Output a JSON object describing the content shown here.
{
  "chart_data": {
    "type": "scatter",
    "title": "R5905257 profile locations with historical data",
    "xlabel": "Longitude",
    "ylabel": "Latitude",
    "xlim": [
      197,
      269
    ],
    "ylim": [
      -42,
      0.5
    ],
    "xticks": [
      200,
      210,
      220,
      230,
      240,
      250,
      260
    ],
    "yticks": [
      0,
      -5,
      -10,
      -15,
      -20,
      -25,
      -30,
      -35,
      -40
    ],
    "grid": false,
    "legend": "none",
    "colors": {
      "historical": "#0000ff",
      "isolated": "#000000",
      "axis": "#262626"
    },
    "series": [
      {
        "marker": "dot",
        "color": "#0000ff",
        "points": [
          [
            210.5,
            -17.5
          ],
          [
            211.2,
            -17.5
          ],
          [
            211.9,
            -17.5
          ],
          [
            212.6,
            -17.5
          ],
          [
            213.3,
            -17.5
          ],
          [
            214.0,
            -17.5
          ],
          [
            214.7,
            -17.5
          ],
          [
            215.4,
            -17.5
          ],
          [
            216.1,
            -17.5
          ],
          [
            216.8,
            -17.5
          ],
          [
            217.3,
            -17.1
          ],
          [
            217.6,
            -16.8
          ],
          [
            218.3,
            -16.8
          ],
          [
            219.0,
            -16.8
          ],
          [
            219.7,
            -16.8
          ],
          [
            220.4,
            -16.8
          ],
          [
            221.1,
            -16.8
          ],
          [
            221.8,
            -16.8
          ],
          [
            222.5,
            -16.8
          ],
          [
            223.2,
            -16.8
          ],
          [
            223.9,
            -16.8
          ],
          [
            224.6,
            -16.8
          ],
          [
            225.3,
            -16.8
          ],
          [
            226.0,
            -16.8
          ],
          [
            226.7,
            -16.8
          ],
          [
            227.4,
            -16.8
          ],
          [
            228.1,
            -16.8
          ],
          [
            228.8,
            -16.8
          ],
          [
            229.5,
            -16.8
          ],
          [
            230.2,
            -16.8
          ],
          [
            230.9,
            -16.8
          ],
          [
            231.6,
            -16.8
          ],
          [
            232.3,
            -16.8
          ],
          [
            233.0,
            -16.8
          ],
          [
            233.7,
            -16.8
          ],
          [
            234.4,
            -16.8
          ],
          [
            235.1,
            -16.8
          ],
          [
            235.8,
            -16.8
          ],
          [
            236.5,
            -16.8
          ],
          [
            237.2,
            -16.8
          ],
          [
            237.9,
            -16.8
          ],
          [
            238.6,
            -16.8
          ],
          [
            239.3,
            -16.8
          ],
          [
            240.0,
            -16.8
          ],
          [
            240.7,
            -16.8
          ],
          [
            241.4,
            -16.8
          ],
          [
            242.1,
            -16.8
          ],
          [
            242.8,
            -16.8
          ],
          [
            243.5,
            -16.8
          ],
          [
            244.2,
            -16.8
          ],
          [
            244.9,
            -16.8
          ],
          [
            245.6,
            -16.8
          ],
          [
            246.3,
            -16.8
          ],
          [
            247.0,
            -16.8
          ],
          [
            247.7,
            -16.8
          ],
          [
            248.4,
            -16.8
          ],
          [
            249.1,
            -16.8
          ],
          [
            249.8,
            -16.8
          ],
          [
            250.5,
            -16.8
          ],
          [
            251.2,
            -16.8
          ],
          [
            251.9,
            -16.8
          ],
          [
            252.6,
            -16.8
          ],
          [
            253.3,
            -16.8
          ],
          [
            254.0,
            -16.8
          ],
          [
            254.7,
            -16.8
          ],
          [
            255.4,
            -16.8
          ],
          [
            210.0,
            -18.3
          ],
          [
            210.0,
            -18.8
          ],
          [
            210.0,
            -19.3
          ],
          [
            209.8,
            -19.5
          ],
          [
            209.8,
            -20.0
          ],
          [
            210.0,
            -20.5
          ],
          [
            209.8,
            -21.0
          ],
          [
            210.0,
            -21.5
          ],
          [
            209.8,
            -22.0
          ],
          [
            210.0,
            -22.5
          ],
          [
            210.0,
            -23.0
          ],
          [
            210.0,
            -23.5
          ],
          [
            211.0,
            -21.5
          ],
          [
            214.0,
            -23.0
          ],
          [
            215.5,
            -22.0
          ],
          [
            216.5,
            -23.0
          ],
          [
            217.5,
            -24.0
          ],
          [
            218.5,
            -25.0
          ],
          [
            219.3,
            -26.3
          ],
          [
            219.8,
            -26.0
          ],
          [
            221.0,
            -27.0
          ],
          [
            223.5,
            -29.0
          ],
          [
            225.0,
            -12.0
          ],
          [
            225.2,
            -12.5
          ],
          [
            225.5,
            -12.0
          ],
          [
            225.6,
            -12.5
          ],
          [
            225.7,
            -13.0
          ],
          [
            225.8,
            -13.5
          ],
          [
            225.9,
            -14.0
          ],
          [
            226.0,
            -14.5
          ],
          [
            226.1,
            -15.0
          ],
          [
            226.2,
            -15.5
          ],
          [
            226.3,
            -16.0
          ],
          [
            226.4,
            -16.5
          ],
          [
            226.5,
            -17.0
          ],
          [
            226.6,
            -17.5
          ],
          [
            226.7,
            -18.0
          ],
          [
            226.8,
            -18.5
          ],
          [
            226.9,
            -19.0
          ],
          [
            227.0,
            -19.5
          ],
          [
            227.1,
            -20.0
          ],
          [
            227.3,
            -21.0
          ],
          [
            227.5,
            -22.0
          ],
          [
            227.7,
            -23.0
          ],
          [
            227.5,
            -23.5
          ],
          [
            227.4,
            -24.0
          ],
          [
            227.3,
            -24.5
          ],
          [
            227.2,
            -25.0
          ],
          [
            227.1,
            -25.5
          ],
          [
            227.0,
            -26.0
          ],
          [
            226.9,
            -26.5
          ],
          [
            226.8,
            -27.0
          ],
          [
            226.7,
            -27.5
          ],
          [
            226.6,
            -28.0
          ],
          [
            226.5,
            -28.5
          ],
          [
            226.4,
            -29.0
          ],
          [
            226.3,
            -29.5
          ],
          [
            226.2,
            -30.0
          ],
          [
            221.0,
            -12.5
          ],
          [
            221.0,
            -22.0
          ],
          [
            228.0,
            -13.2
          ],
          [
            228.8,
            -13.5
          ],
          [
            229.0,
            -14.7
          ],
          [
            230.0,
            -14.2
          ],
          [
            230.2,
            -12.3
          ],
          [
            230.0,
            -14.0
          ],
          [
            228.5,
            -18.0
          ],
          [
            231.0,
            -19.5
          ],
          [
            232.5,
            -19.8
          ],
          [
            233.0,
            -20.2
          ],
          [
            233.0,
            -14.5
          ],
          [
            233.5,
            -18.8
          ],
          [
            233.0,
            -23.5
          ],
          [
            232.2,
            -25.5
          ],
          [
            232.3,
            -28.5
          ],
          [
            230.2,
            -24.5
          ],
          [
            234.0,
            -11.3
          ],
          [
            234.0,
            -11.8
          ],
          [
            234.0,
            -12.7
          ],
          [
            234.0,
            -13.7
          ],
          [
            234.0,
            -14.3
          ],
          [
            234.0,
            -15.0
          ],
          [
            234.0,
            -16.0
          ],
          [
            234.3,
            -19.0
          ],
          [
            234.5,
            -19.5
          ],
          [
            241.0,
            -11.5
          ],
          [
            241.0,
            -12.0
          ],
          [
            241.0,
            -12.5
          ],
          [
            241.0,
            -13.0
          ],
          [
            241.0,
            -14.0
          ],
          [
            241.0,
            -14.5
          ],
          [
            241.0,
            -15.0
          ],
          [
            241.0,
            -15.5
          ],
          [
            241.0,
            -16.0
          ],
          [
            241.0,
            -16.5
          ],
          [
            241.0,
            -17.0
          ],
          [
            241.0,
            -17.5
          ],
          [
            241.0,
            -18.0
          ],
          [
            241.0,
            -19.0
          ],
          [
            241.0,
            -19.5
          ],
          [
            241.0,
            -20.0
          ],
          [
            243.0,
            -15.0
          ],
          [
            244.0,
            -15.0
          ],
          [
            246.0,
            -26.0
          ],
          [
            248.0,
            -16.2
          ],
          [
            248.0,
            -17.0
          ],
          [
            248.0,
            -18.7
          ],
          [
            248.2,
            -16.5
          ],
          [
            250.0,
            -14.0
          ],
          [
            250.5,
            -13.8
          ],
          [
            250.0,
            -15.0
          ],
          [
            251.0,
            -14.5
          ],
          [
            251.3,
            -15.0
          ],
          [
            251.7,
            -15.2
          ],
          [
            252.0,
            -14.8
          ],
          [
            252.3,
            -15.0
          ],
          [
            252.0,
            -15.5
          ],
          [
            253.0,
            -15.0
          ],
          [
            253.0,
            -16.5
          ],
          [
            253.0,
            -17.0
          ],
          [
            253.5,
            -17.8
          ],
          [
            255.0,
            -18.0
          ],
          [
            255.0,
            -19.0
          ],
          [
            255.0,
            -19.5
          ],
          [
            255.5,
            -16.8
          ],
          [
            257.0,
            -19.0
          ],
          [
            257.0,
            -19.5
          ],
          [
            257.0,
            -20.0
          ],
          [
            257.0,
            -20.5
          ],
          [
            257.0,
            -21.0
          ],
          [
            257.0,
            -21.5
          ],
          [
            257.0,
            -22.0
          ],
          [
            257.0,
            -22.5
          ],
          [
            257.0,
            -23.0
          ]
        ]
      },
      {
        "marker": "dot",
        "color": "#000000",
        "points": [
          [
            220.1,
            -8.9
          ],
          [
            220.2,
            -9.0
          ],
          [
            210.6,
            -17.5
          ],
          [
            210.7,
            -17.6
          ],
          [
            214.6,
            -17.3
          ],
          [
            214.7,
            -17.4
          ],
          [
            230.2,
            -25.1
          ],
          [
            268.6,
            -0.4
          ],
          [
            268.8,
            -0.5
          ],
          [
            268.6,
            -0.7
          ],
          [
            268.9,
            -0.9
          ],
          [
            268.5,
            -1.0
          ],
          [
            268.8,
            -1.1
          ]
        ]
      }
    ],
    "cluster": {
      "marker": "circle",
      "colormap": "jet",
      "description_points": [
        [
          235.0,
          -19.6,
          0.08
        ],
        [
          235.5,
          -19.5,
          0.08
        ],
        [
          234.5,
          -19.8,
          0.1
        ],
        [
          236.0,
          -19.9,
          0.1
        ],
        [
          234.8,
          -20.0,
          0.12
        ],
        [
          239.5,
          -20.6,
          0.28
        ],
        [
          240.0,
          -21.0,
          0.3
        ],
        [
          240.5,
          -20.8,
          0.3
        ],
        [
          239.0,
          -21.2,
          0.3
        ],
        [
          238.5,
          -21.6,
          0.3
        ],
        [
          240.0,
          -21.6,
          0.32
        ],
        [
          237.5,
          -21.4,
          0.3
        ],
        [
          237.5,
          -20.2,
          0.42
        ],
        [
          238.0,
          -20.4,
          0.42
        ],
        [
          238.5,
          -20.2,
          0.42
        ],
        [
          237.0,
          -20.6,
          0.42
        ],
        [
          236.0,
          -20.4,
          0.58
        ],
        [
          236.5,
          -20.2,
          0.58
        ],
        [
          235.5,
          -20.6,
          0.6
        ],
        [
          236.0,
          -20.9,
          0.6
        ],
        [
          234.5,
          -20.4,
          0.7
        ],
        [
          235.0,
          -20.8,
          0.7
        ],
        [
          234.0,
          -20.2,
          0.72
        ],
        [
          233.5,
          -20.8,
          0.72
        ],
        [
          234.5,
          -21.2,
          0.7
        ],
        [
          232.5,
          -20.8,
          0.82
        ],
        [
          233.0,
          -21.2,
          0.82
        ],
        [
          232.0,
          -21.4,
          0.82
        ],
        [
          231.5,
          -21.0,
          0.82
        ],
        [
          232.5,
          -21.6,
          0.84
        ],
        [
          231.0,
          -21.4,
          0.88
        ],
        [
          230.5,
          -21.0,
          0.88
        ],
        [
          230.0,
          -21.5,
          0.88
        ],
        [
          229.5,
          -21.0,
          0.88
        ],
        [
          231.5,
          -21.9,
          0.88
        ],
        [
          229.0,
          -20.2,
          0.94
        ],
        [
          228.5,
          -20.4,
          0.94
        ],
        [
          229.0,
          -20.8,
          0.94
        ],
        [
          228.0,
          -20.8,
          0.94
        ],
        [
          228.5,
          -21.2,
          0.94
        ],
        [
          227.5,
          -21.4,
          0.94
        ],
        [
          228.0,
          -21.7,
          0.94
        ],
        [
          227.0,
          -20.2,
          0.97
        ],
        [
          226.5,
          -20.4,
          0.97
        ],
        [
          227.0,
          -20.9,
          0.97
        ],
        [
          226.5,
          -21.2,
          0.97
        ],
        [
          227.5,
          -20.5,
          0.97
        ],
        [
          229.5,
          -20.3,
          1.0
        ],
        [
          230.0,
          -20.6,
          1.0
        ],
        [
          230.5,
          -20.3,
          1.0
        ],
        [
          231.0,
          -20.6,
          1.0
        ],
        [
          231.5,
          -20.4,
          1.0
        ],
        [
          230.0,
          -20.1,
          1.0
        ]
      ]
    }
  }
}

◇ ◇ ◇ ◇

◆ **What is expected**: Using the listing above, show each line holding the string "historical".

◆ **Task output**:
    "title": "R5905257 profile locations with historical data",
      "historical": "#0000ff",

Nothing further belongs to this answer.